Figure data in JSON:
— BEGIN —

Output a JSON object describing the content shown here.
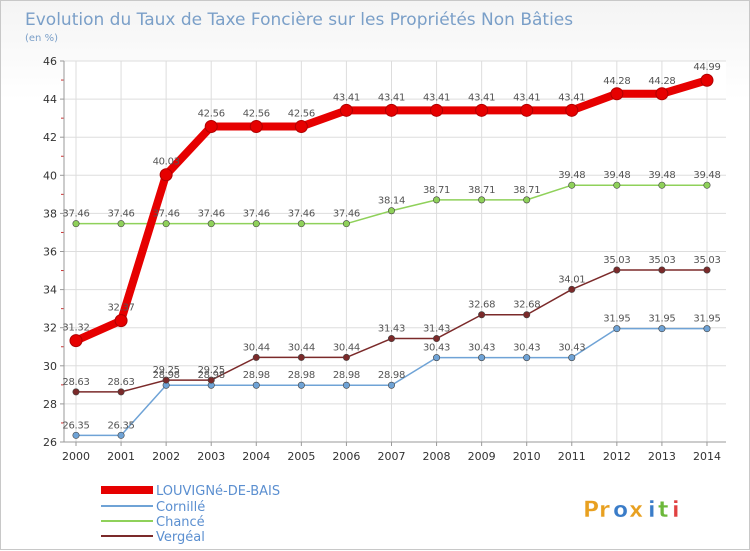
{
  "chart_data": {
    "type": "line",
    "title": "Evolution du Taux de Taxe Foncière sur les Propriétés Non Bâties",
    "subtitle": "(en %)",
    "xlabel": "",
    "ylabel": "",
    "categories": [
      "2000",
      "2001",
      "2002",
      "2003",
      "2004",
      "2005",
      "2006",
      "2007",
      "2008",
      "2009",
      "2010",
      "2011",
      "2012",
      "2013",
      "2014"
    ],
    "yticks": [
      "26",
      "28",
      "30",
      "32",
      "34",
      "36",
      "38",
      "40",
      "42",
      "44",
      "46"
    ],
    "ylim": [
      26,
      46
    ],
    "grid": true,
    "legend_position": "bottom-left",
    "series": [
      {
        "name": "LOUVIGNé-DE-BAIS",
        "color": "#e60000",
        "values": [
          31.32,
          32.37,
          40.03,
          42.56,
          42.56,
          42.56,
          43.41,
          43.41,
          43.41,
          43.41,
          43.41,
          43.41,
          44.28,
          44.28,
          44.99
        ],
        "labels": [
          "31.32",
          "32.37",
          "40.03",
          "42.56",
          "42.56",
          "42.56",
          "43.41",
          "43.41",
          "43.41",
          "43.41",
          "43.41",
          "43.41",
          "44.28",
          "44.28",
          "44.99"
        ]
      },
      {
        "name": "Cornillé",
        "color": "#6fa3d6",
        "values": [
          26.35,
          26.35,
          28.98,
          28.98,
          28.98,
          28.98,
          28.98,
          28.98,
          30.43,
          30.43,
          30.43,
          30.43,
          31.95,
          31.95,
          31.95
        ],
        "labels": [
          "26.35",
          "26.35",
          "28.98",
          "28.98",
          "28.98",
          "28.98",
          "28.98",
          "28.98",
          "30.43",
          "30.43",
          "30.43",
          "30.43",
          "31.95",
          "31.95",
          "31.95"
        ]
      },
      {
        "name": "Chancé",
        "color": "#8fd15a",
        "values": [
          37.46,
          37.46,
          37.46,
          37.46,
          37.46,
          37.46,
          37.46,
          38.14,
          38.71,
          38.71,
          38.71,
          39.48,
          39.48,
          39.48,
          39.48
        ],
        "labels": [
          "37.46",
          "37.46",
          "37.46",
          "37.46",
          "37.46",
          "37.46",
          "37.46",
          "38.14",
          "38.71",
          "38.71",
          "38.71",
          "39.48",
          "39.48",
          "39.48",
          "39.48"
        ]
      },
      {
        "name": "Vergéal",
        "color": "#7b2a2a",
        "values": [
          28.63,
          28.63,
          29.25,
          29.25,
          30.44,
          30.44,
          30.44,
          31.43,
          31.43,
          32.68,
          32.68,
          34.01,
          35.03,
          35.03,
          35.03
        ],
        "labels": [
          "28.63",
          "28.63",
          "29.25",
          "29.25",
          "30.44",
          "30.44",
          "30.44",
          "31.43",
          "31.43",
          "32.68",
          "32.68",
          "34.01",
          "35.03",
          "35.03",
          "35.03"
        ]
      }
    ]
  },
  "logo": {
    "text": "Proxiti",
    "letters": [
      "P",
      "r",
      "o",
      "x",
      "i",
      "t",
      "i"
    ],
    "colors": [
      "#e8a020",
      "#e8a020",
      "#3a7cc8",
      "#e8a020",
      "#3a7cc8",
      "#6cb83a",
      "#e04040"
    ]
  }
}
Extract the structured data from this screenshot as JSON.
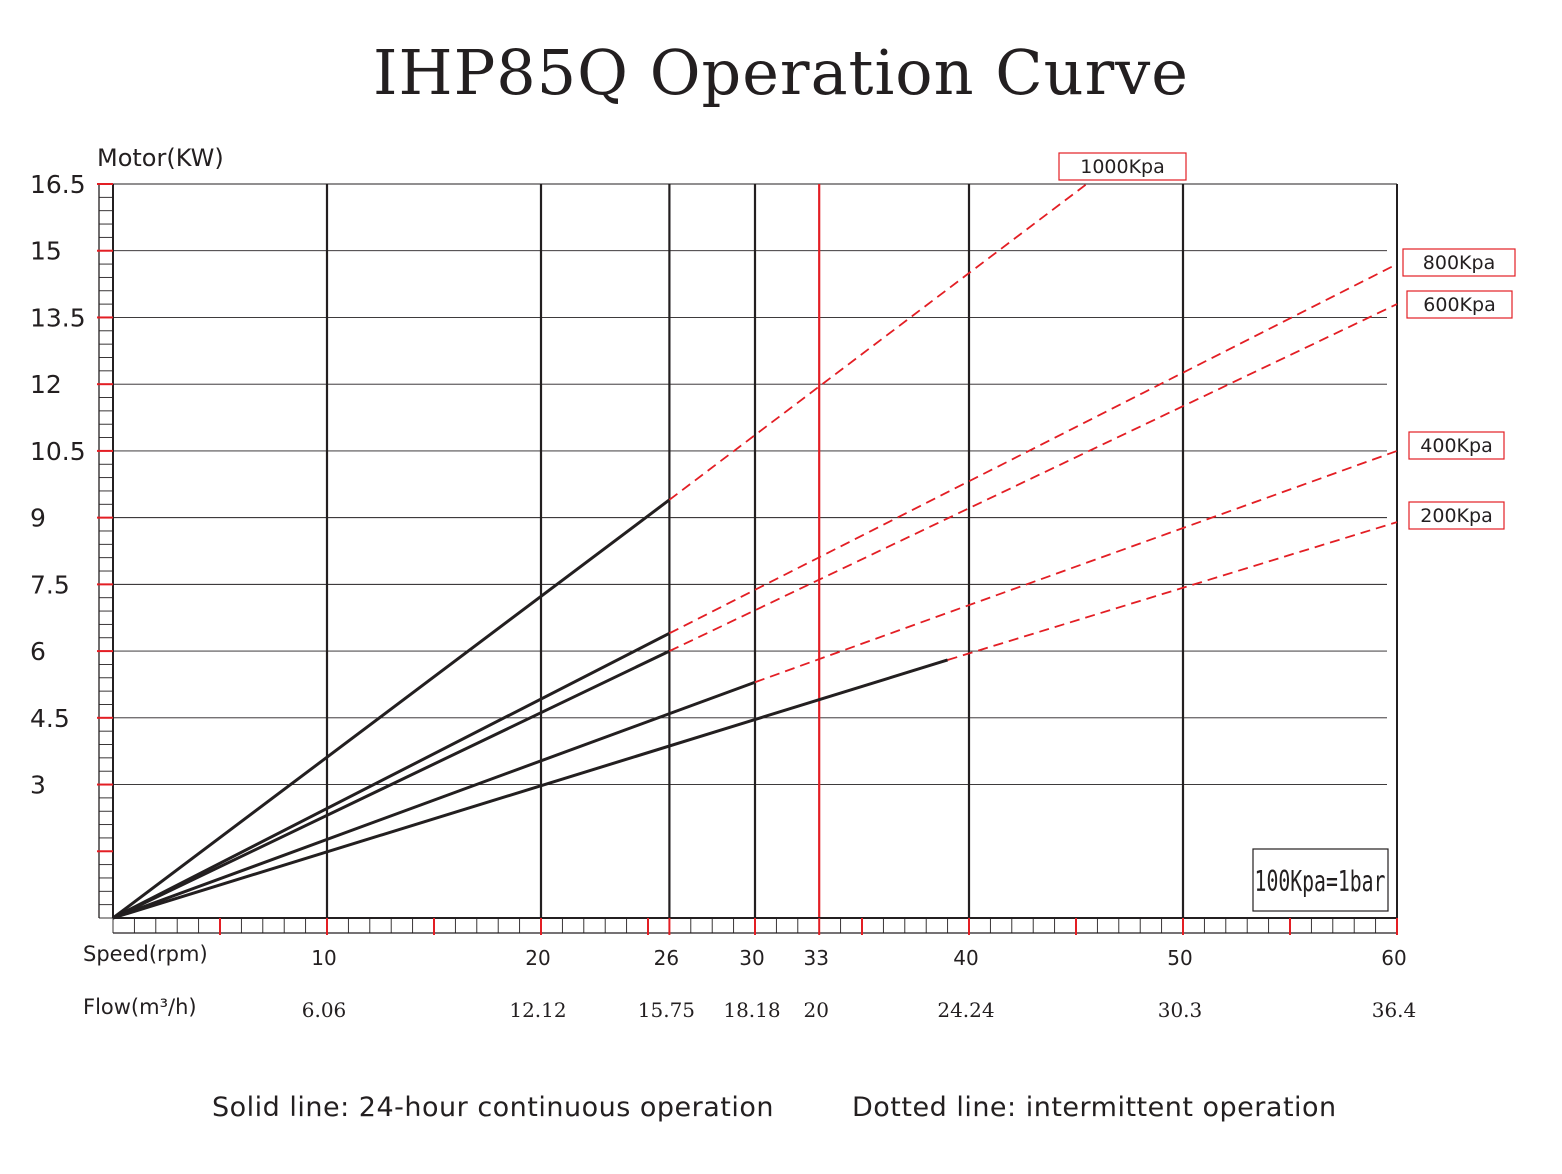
{
  "title": "IHP85Q Operation Curve",
  "legend": {
    "solid": "Solid line: 24-hour continuous operation",
    "dotted": "Dotted line: intermittent operation"
  },
  "note": "100Kpa=1bar",
  "colors": {
    "ink": "#231f20",
    "accent": "#e31e24"
  },
  "chart_data": {
    "type": "line",
    "title": "IHP85Q Operation Curve",
    "ylabel": "Motor(KW)",
    "xlabel": "Speed(rpm)",
    "x2label": "Flow(m³/h)",
    "xlim": [
      0,
      60
    ],
    "ylim": [
      0,
      16.5
    ],
    "y_ticks": [
      3,
      4.5,
      6,
      7.5,
      9,
      10.5,
      12,
      13.5,
      15,
      16.5
    ],
    "y_tick_labels": [
      "3",
      "4.5",
      "6",
      "7.5",
      "9",
      "10.5",
      "12",
      "13.5",
      "15",
      "16.5"
    ],
    "speed_ticks": [
      10,
      20,
      26,
      30,
      33,
      40,
      50,
      60
    ],
    "speed_tick_labels": [
      "10",
      "20",
      "26",
      "30",
      "33",
      "40",
      "50",
      "60"
    ],
    "flow_tick_labels": [
      "6.06",
      "12.12",
      "15.75",
      "18.18",
      "20",
      "24.24",
      "30.3",
      "36.4"
    ],
    "highlight_speed": 33,
    "grid": true,
    "series": [
      {
        "name": "1000Kpa",
        "solid": [
          [
            0,
            0
          ],
          [
            26,
            9.4
          ]
        ],
        "dashed": [
          [
            26,
            9.4
          ],
          [
            45.5,
            16.5
          ]
        ]
      },
      {
        "name": "800Kpa",
        "solid": [
          [
            0,
            0
          ],
          [
            26,
            6.4
          ]
        ],
        "dashed": [
          [
            26,
            6.4
          ],
          [
            60,
            14.7
          ]
        ]
      },
      {
        "name": "600Kpa",
        "solid": [
          [
            0,
            0
          ],
          [
            26,
            6.0
          ]
        ],
        "dashed": [
          [
            26,
            6.0
          ],
          [
            60,
            13.8
          ]
        ]
      },
      {
        "name": "400Kpa",
        "solid": [
          [
            0,
            0
          ],
          [
            30,
            5.3
          ]
        ],
        "dashed": [
          [
            30,
            5.3
          ],
          [
            60,
            10.5
          ]
        ]
      },
      {
        "name": "200Kpa",
        "solid": [
          [
            0,
            0
          ],
          [
            39,
            5.8
          ]
        ],
        "dashed": [
          [
            39,
            5.8
          ],
          [
            60,
            8.9
          ]
        ]
      }
    ]
  }
}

— END —

PROBLEM DETAILS: Output every entry word for word, but omit the pictures.

IN RESPONSE:
Output a JSON object describing the content shown here.
{
  "chart_data": {
    "type": "line",
    "title": "Evolution du Taux de Taxe Foncière sur les Propriétés Non Bâties",
    "subtitle": "(en %)",
    "xlabel": "",
    "ylabel": "",
    "categories": [
      "2000",
      "2001",
      "2002",
      "2003",
      "2004",
      "2005",
      "2006",
      "2007",
      "2008",
      "2009",
      "2010",
      "2011",
      "2012",
      "2013",
      "2014"
    ],
    "yticks": [
      "26",
      "28",
      "30",
      "32",
      "34",
      "36",
      "38",
      "40",
      "42",
      "44",
      "46"
    ],
    "ylim": [
      26,
      46
    ],
    "grid": true,
    "legend_position": "bottom-left",
    "series": [
      {
        "name": "LOUVIGNé-DE-BAIS",
        "color": "#e60000",
        "values": [
          31.32,
          32.37,
          40.03,
          42.56,
          42.56,
          42.56,
          43.41,
          43.41,
          43.41,
          43.41,
          43.41,
          43.41,
          44.28,
          44.28,
          44.99
        ],
        "labels": [
          "31.32",
          "32.37",
          "40.03",
          "42.56",
          "42.56",
          "42.56",
          "43.41",
          "43.41",
          "43.41",
          "43.41",
          "43.41",
          "43.41",
          "44.28",
          "44.28",
          "44.99"
        ]
      },
      {
        "name": "Cornillé",
        "color": "#6fa3d6",
        "values": [
          26.35,
          26.35,
          28.98,
          28.98,
          28.98,
          28.98,
          28.98,
          28.98,
          30.43,
          30.43,
          30.43,
          30.43,
          31.95,
          31.95,
          31.95
        ],
        "labels": [
          "26.35",
          "26.35",
          "28.98",
          "28.98",
          "28.98",
          "28.98",
          "28.98",
          "28.98",
          "30.43",
          "30.43",
          "30.43",
          "30.43",
          "31.95",
          "31.95",
          "31.95"
        ]
      },
      {
        "name": "Chancé",
        "color": "#8fd15a",
        "values": [
          37.46,
          37.46,
          37.46,
          37.46,
          37.46,
          37.46,
          37.46,
          38.14,
          38.71,
          38.71,
          38.71,
          39.48,
          39.48,
          39.48,
          39.48
        ],
        "labels": [
          "37.46",
          "37.46",
          "37.46",
          "37.46",
          "37.46",
          "37.46",
          "37.46",
          "38.14",
          "38.71",
          "38.71",
          "38.71",
          "39.48",
          "39.48",
          "39.48",
          "39.48"
        ]
      },
      {
        "name": "Vergéal",
        "color": "#7b2a2a",
        "values": [
          28.63,
          28.63,
          29.25,
          29.25,
          30.44,
          30.44,
          30.44,
          31.43,
          31.43,
          32.68,
          32.68,
          34.01,
          35.03,
          35.03,
          35.03
        ],
        "labels": [
          "28.63",
          "28.63",
          "29.25",
          "29.25",
          "30.44",
          "30.44",
          "30.44",
          "31.43",
          "31.43",
          "32.68",
          "32.68",
          "34.01",
          "35.03",
          "35.03",
          "35.03"
        ]
      }
    ]
  },
  "logo": {
    "text": "Proxiti",
    "letters": [
      "P",
      "r",
      "o",
      "x",
      "i",
      "t",
      "i"
    ],
    "colors": [
      "#e8a020",
      "#e8a020",
      "#3a7cc8",
      "#e8a020",
      "#3a7cc8",
      "#6cb83a",
      "#e04040"
    ]
  }
}
Extract the structured data from this screenshot as JSON.
{
  "title": "IHP85Q Operation Curve",
  "legend": {
    "solid": "Solid line: 24-hour continuous operation",
    "dotted": "Dotted line: intermittent operation"
  },
  "note": "100Kpa=1bar",
  "colors": {
    "ink": "#231f20",
    "accent": "#e31e24"
  },
  "chart_data": {
    "type": "line",
    "title": "IHP85Q Operation Curve",
    "ylabel": "Motor(KW)",
    "xlabel": "Speed(rpm)",
    "x2label": "Flow(m³/h)",
    "xlim": [
      0,
      60
    ],
    "ylim": [
      0,
      16.5
    ],
    "y_ticks": [
      3,
      4.5,
      6,
      7.5,
      9,
      10.5,
      12,
      13.5,
      15,
      16.5
    ],
    "y_tick_labels": [
      "3",
      "4.5",
      "6",
      "7.5",
      "9",
      "10.5",
      "12",
      "13.5",
      "15",
      "16.5"
    ],
    "speed_ticks": [
      10,
      20,
      26,
      30,
      33,
      40,
      50,
      60
    ],
    "speed_tick_labels": [
      "10",
      "20",
      "26",
      "30",
      "33",
      "40",
      "50",
      "60"
    ],
    "flow_tick_labels": [
      "6.06",
      "12.12",
      "15.75",
      "18.18",
      "20",
      "24.24",
      "30.3",
      "36.4"
    ],
    "highlight_speed": 33,
    "grid": true,
    "series": [
      {
        "name": "1000Kpa",
        "solid": [
          [
            0,
            0
          ],
          [
            26,
            9.4
          ]
        ],
        "dashed": [
          [
            26,
            9.4
          ],
          [
            45.5,
            16.5
          ]
        ]
      },
      {
        "name": "800Kpa",
        "solid": [
          [
            0,
            0
          ],
          [
            26,
            6.4
          ]
        ],
        "dashed": [
          [
            26,
            6.4
          ],
          [
            60,
            14.7
          ]
        ]
      },
      {
        "name": "600Kpa",
        "solid": [
          [
            0,
            0
          ],
          [
            26,
            6.0
          ]
        ],
        "dashed": [
          [
            26,
            6.0
          ],
          [
            60,
            13.8
          ]
        ]
      },
      {
        "name": "400Kpa",
        "solid": [
          [
            0,
            0
          ],
          [
            30,
            5.3
          ]
        ],
        "dashed": [
          [
            30,
            5.3
          ],
          [
            60,
            10.5
          ]
        ]
      },
      {
        "name": "200Kpa",
        "solid": [
          [
            0,
            0
          ],
          [
            39,
            5.8
          ]
        ],
        "dashed": [
          [
            39,
            5.8
          ],
          [
            60,
            8.9
          ]
        ]
      }
    ]
  }
}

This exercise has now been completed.